Request:
Leave out the pictures and repeat the data exactly.

Listing:
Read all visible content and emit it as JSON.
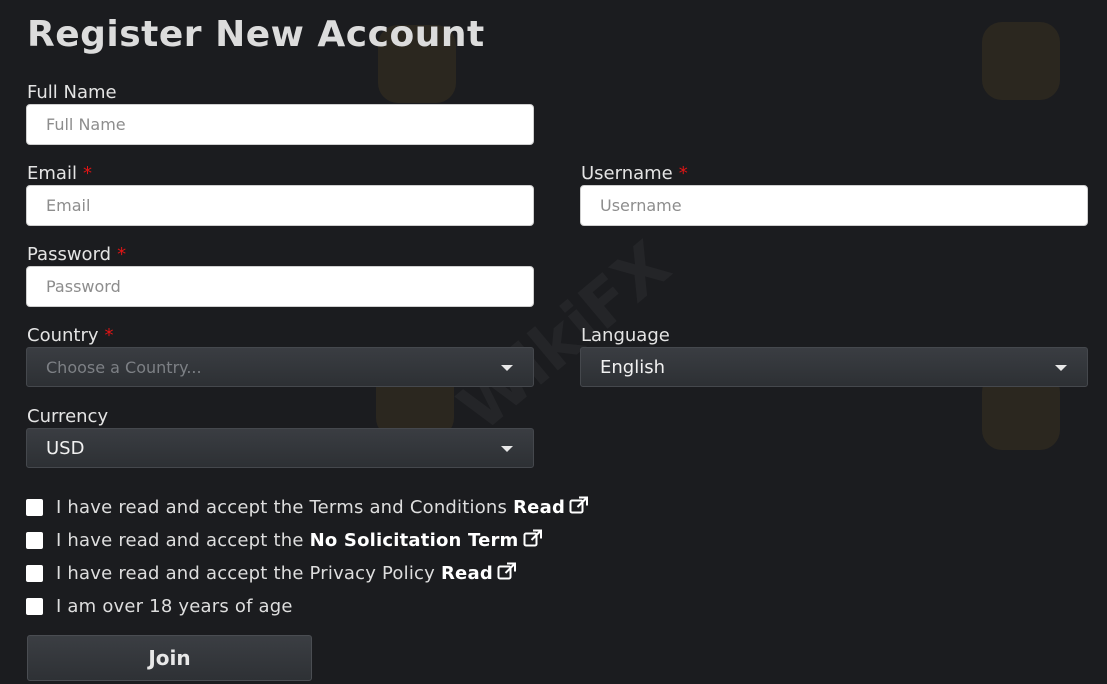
{
  "form": {
    "title": "Register New Account",
    "full_name": {
      "label": "Full Name",
      "placeholder": "Full Name"
    },
    "email": {
      "label": "Email",
      "required_mark": "*",
      "placeholder": "Email"
    },
    "username": {
      "label": "Username",
      "required_mark": "*",
      "placeholder": "Username"
    },
    "password": {
      "label": "Password",
      "required_mark": "*",
      "placeholder": "Password"
    },
    "country": {
      "label": "Country",
      "required_mark": "*",
      "placeholder": "Choose a Country..."
    },
    "language": {
      "label": "Language",
      "selected": "English"
    },
    "currency": {
      "label": "Currency",
      "selected": "USD"
    },
    "checkboxes": [
      {
        "text": "I have read and accept the Terms and Conditions",
        "link": "Read",
        "checked": false
      },
      {
        "text": "I have read and accept the",
        "link": "No Solicitation Term",
        "checked": false
      },
      {
        "text": "I have read and accept the Privacy Policy",
        "link": "Read",
        "checked": false
      },
      {
        "text": "I am over 18 years of age",
        "link": "",
        "checked": false
      }
    ],
    "submit_label": "Join"
  },
  "watermark": {
    "text": "WikiFX",
    "color": "#c08c28"
  },
  "colors": {
    "background": "#1b1c1f",
    "required": "#e01515"
  }
}
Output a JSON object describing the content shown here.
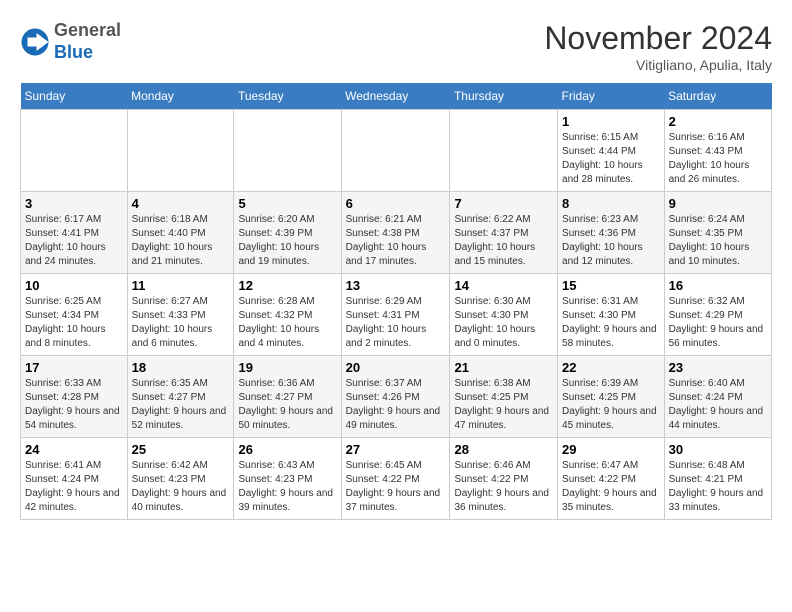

Answer to the task:
Read all visible content and emit it as JSON.
{
  "form": {
    "title": "Register New Account",
    "full_name": {
      "label": "Full Name",
      "placeholder": "Full Name"
    },
    "email": {
      "label": "Email",
      "required_mark": "*",
      "placeholder": "Email"
    },
    "username": {
      "label": "Username",
      "required_mark": "*",
      "placeholder": "Username"
    },
    "password": {
      "label": "Password",
      "required_mark": "*",
      "placeholder": "Password"
    },
    "country": {
      "label": "Country",
      "required_mark": "*",
      "placeholder": "Choose a Country..."
    },
    "language": {
      "label": "Language",
      "selected": "English"
    },
    "currency": {
      "label": "Currency",
      "selected": "USD"
    },
    "checkboxes": [
      {
        "text": "I have read and accept the Terms and Conditions",
        "link": "Read",
        "checked": false
      },
      {
        "text": "I have read and accept the",
        "link": "No Solicitation Term",
        "checked": false
      },
      {
        "text": "I have read and accept the Privacy Policy",
        "link": "Read",
        "checked": false
      },
      {
        "text": "I am over 18 years of age",
        "link": "",
        "checked": false
      }
    ],
    "submit_label": "Join"
  },
  "watermark": {
    "text": "WikiFX",
    "color": "#c08c28"
  },
  "colors": {
    "background": "#1b1c1f",
    "required": "#e01515"
  }
}
Output a JSON object describing the content shown here.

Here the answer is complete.